Exercise — Look below and pull out each line with the word "Sorftime".

— START OF Dataset content —

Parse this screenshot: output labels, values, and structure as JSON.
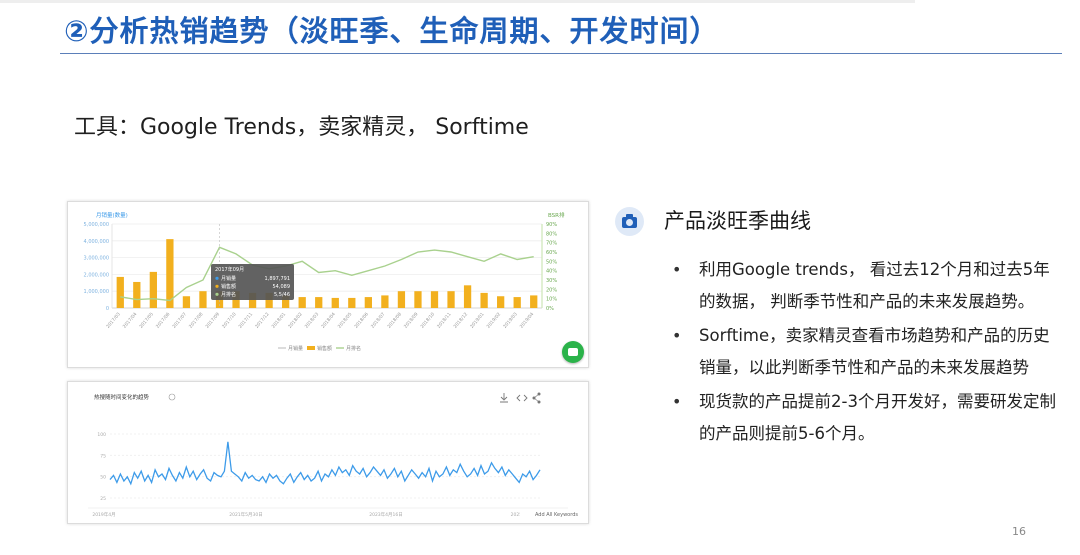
{
  "slide": {
    "title": "②分析热销趋势（淡旺季、生命周期、开发时间）",
    "tools_line": "工具：Google Trends，卖家精灵， Sorftime",
    "page_number": "16",
    "accent_color": "#1f5fb8"
  },
  "right": {
    "section_title": "产品淡旺季曲线",
    "icon": "camera-icon",
    "bullets": [
      "利用Google trends， 看过去12个月和过去5年的数据， 判断季节性和产品的未来发展趋势。",
      "Sorftime，卖家精灵查看市场趋势和产品的历史销量，以此判断季节性和产品的未来发展趋势",
      "现货款的产品提前2-3个月开发好，需要研发定制的产品则提前5-6个月。"
    ]
  },
  "chart_data": [
    {
      "type": "bar",
      "title": "",
      "ylabel": "月销量(数量)",
      "y2label": "BSR排",
      "ylim": [
        0,
        5000000
      ],
      "y2lim": [
        0,
        90
      ],
      "yticks": [
        "5,000,000",
        "4,000,000",
        "3,000,000",
        "2,000,000",
        "1,000,000",
        "0"
      ],
      "y2ticks": [
        "90%",
        "80%",
        "70%",
        "60%",
        "50%",
        "40%",
        "30%",
        "20%",
        "10%",
        "0%"
      ],
      "categories": [
        "2017/03",
        "2017/04",
        "2017/05",
        "2017/06",
        "2017/07",
        "2017/08",
        "2017/09",
        "2017/10",
        "2017/11",
        "2017/12",
        "2018/01",
        "2018/02",
        "2018/03",
        "2018/04",
        "2018/05",
        "2018/06",
        "2018/07",
        "2018/08",
        "2018/09",
        "2018/10",
        "2018/11",
        "2018/12",
        "2019/01",
        "2019/02",
        "2019/03",
        "2019/04"
      ],
      "legend": [
        "月销量",
        "销售额",
        "月排名"
      ],
      "legend_position": "bottom",
      "series": [
        {
          "name": "销售额",
          "kind": "bar",
          "color": "#f2b01e",
          "values": [
            1850000,
            1550000,
            2150000,
            4100000,
            700000,
            1000000,
            1000000,
            1000000,
            900000,
            900000,
            750000,
            650000,
            650000,
            600000,
            600000,
            650000,
            750000,
            1000000,
            1000000,
            1000000,
            1000000,
            1350000,
            900000,
            700000,
            650000,
            750000
          ]
        },
        {
          "name": "月排名",
          "kind": "line",
          "axis": "right",
          "color": "#a9d18e",
          "values": [
            12,
            9,
            10,
            8,
            22,
            30,
            65,
            58,
            46,
            42,
            45,
            50,
            38,
            40,
            35,
            40,
            45,
            52,
            60,
            62,
            60,
            55,
            50,
            58,
            52,
            55
          ]
        }
      ],
      "tooltip": {
        "title": "2017年09月",
        "rows": [
          {
            "label": "月销量",
            "value": "1,897,791"
          },
          {
            "label": "销售额",
            "value": "54,089"
          },
          {
            "label": "月排名",
            "value": "5,5/46"
          }
        ]
      },
      "grid": true
    },
    {
      "type": "line",
      "title": "热搜随时间变化的趋势",
      "x_labels": [
        "2019年4月",
        "2021年5月30日",
        "2023年4月16日",
        "2025年3月2日"
      ],
      "yticks": [
        "100",
        "75",
        "50",
        "25"
      ],
      "ylim": [
        0,
        100
      ],
      "footer_link": "Add All Keywords",
      "series": [
        {
          "name": "热度",
          "color": "#3d9be9",
          "values": [
            32,
            38,
            28,
            40,
            30,
            36,
            26,
            42,
            34,
            44,
            30,
            38,
            28,
            46,
            36,
            40,
            32,
            48,
            38,
            30,
            42,
            34,
            50,
            36,
            44,
            32,
            40,
            46,
            34,
            30,
            42,
            38,
            36,
            44,
            86,
            44,
            40,
            36,
            30,
            42,
            34,
            38,
            32,
            30,
            36,
            28,
            40,
            34,
            38,
            30,
            26,
            34,
            40,
            28,
            36,
            42,
            32,
            38,
            30,
            34,
            44,
            30,
            40,
            36,
            46,
            38,
            50,
            42,
            46,
            38,
            52,
            44,
            40,
            48,
            36,
            42,
            50,
            44,
            38,
            46,
            34,
            40,
            48,
            36,
            44,
            30,
            38,
            46,
            40,
            34,
            42,
            36,
            48,
            30,
            44,
            36,
            40,
            50,
            38,
            46,
            42,
            54,
            44,
            36,
            40,
            48,
            38,
            52,
            40,
            44,
            56,
            48,
            42,
            50,
            38,
            46,
            40,
            34,
            28,
            40,
            36,
            44,
            32,
            38,
            46
          ]
        }
      ],
      "toolbar_icons": [
        "download-icon",
        "embed-icon",
        "share-icon"
      ],
      "grid": true
    }
  ]
}
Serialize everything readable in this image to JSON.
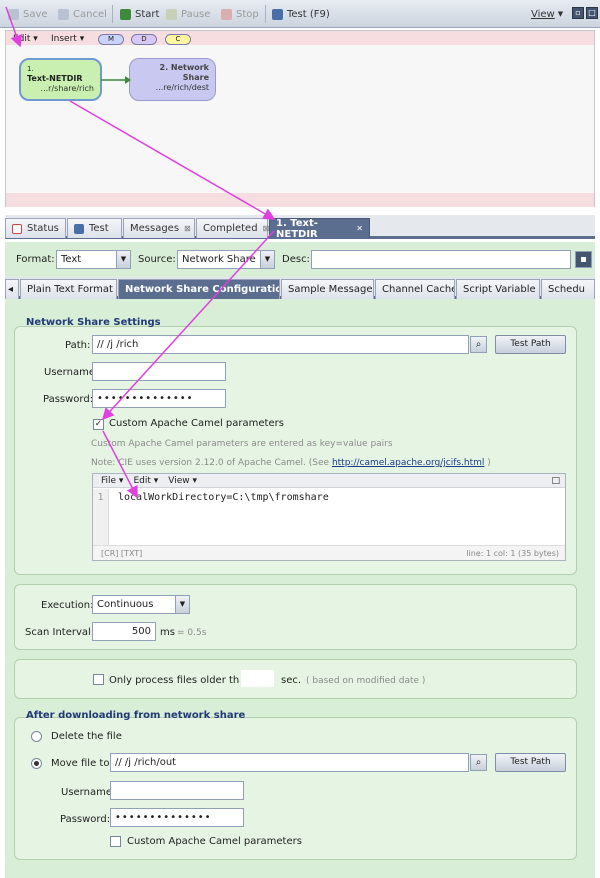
{
  "toolbar": {
    "save": "Save",
    "cancel": "Cancel",
    "start": "Start",
    "pause": "Pause",
    "stop": "Stop",
    "test": "Test (F9)",
    "view": "View"
  },
  "canvas": {
    "edit": "Edit",
    "insert": "Insert",
    "pills": [
      "M",
      "D",
      "C"
    ],
    "node1": {
      "num": "1.",
      "name": "Text-NETDIR",
      "path": "...r/share/rich"
    },
    "node2": {
      "num": "2. Network",
      "name": "Share",
      "path": "...re/rich/dest"
    }
  },
  "tabs": {
    "status": "Status",
    "test": "Test",
    "messages": "Messages",
    "completed": "Completed",
    "active": "1. Text-NETDIR"
  },
  "format_row": {
    "format_label": "Format:",
    "format_value": "Text",
    "source_label": "Source:",
    "source_value": "Network Share",
    "desc_label": "Desc:",
    "desc_value": ""
  },
  "subtabs": [
    "Plain Text Format",
    "Network Share Configuration",
    "Sample Messages",
    "Channel Cache",
    "Script Variable",
    "Schedu"
  ],
  "settings": {
    "title": "Network Share Settings",
    "path_label": "Path:",
    "path_value": "//          /j            /rich",
    "test_path": "Test Path",
    "username_label": "Username:",
    "username_value": "",
    "password_label": "Password:",
    "password_value": "••••••••••••••",
    "camel_checkbox": "Custom Apache Camel parameters",
    "camel_hint1": "Custom Apache Camel parameters are entered as key=value pairs",
    "camel_hint2": "Note: CIE uses version 2.12.0 of Apache Camel. (See",
    "camel_link": "http://camel.apache.org/jcifs.html",
    "camel_hint3": ")"
  },
  "editor": {
    "menus": [
      "File",
      "Edit",
      "View"
    ],
    "line_number": "1",
    "code": "localWorkDirectory=C:\\tmp\\fromshare",
    "status_left": "[CR] [TXT]",
    "status_right": "line: 1  col: 1  (35 bytes)"
  },
  "execution": {
    "execution_label": "Execution:",
    "execution_value": "Continuous",
    "scan_label": "Scan Interval:",
    "scan_value": "500",
    "scan_unit": "ms",
    "scan_hint": "= 0.5s"
  },
  "older": {
    "label": "Only process files older than",
    "value": "",
    "unit": "sec.",
    "hint": "( based on modified date )"
  },
  "after": {
    "title": "After downloading from network share",
    "delete": "Delete the file",
    "move": "Move file to:",
    "move_value": "//             /j                /rich/out",
    "test_path": "Test Path",
    "username_label": "Username:",
    "username_value": "",
    "password_label": "Password:",
    "password_value": "••••••••••••••",
    "camel_checkbox": "Custom Apache Camel parameters"
  },
  "colors": {
    "accent": "#5b6e90",
    "panel": "#d9eed6",
    "arrow": "#e040e0",
    "node1": "#c9f0b0",
    "node2": "#c8c8f0"
  }
}
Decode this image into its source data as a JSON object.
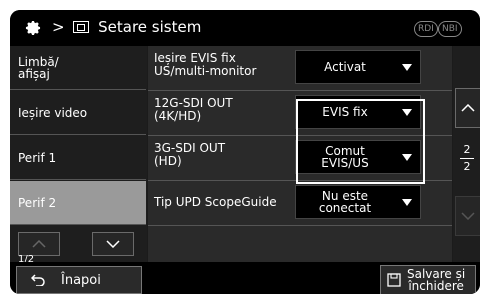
{
  "header": {
    "breadcrumb_separator": ">",
    "title": "Setare sistem",
    "indicators": [
      "RDI",
      "NBI"
    ]
  },
  "sidebar": {
    "items": [
      {
        "label_line1": "Limbă/",
        "label_line2": "afișaj",
        "active": false
      },
      {
        "label_line1": "Ieșire video",
        "label_line2": "",
        "active": false
      },
      {
        "label_line1": "Perif 1",
        "label_line2": "",
        "active": false
      },
      {
        "label_line1": "Perif 2",
        "label_line2": "",
        "active": true
      }
    ],
    "page": "1/2"
  },
  "settings": [
    {
      "label_line1": "Ieșire EVIS fix",
      "label_line2": "US/multi-monitor",
      "value_line1": "Activat",
      "value_line2": ""
    },
    {
      "label_line1": "12G-SDI OUT",
      "label_line2": "(4K/HD)",
      "value_line1": "EVIS fix",
      "value_line2": ""
    },
    {
      "label_line1": "3G-SDI OUT",
      "label_line2": "(HD)",
      "value_line1": "Comut",
      "value_line2": "EVIS/US"
    },
    {
      "label_line1": "Tip UPD ScopeGuide",
      "label_line2": "",
      "value_line1": "Nu este",
      "value_line2": "conectat"
    }
  ],
  "scroll": {
    "current": "2",
    "total": "2"
  },
  "footer": {
    "back_label": "Înapoi",
    "save_line1": "Salvare și",
    "save_line2": "închidere"
  }
}
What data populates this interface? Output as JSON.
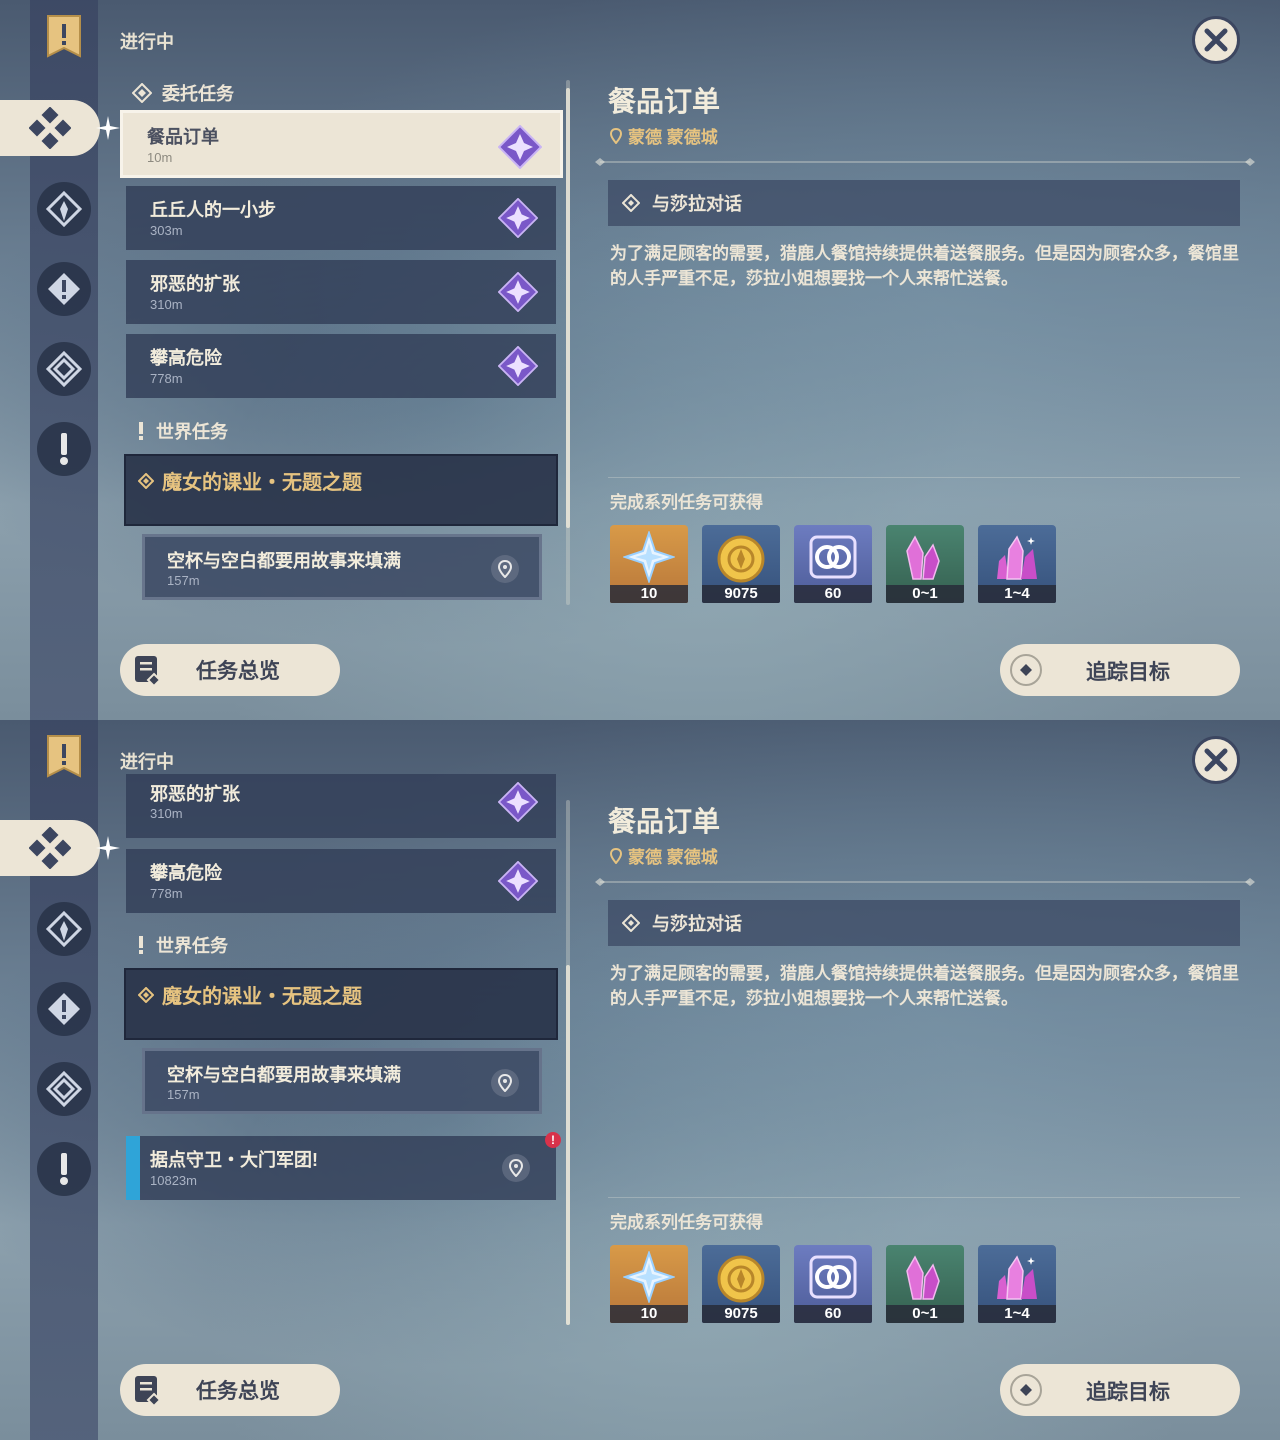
{
  "header": {
    "label": "进行中"
  },
  "sections": {
    "commission": "委托任务",
    "world": "世界任务"
  },
  "quests": [
    {
      "title": "餐品订单",
      "distance": "10m"
    },
    {
      "title": "丘丘人的一小步",
      "distance": "303m"
    },
    {
      "title": "邪恶的扩张",
      "distance": "310m"
    },
    {
      "title": "攀高危险",
      "distance": "778m"
    }
  ],
  "world_quest": {
    "title": "魔女的课业・无题之题",
    "sub": {
      "title": "空杯与空白都要用故事来填满",
      "distance": "157m"
    }
  },
  "extra_quest": {
    "title": "据点守卫・大门军团!",
    "distance": "10823m",
    "badge": "!"
  },
  "detail": {
    "title": "餐品订单",
    "location": "蒙德 蒙德城",
    "objective": "与莎拉对话",
    "description": "为了满足顾客的需要，猎鹿人餐馆持续提供着送餐服务。但是因为顾客众多，餐馆里的人手严重不足，莎拉小姐想要找一个人来帮忙送餐。",
    "rewards_label": "完成系列任务可获得",
    "rewards": [
      {
        "icon": "primogem-icon",
        "count": "10",
        "bg": "#c8873a"
      },
      {
        "icon": "mora-icon",
        "count": "9075",
        "bg": "#3c5a84"
      },
      {
        "icon": "companionship-exp-icon",
        "count": "60",
        "bg": "#5a6ca0"
      },
      {
        "icon": "crystal-chunk-icon",
        "count": "0~1",
        "bg": "#3d7060"
      },
      {
        "icon": "crystal-cluster-icon",
        "count": "1~4",
        "bg": "#3c5a84"
      }
    ]
  },
  "buttons": {
    "overview": "任务总览",
    "track": "追踪目标"
  },
  "colors": {
    "accent": "#e6c380",
    "panel": "#ece5d6",
    "urgent": "#d8324a"
  }
}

— END OF Dataset content —

Solution —
    "tools_line": "工具：Google Trends，卖家精灵， Sorftime",
      "Sorftime，卖家精灵查看市场趋势和产品的历史销量，以此判断季节性和产品的未来发展趋势",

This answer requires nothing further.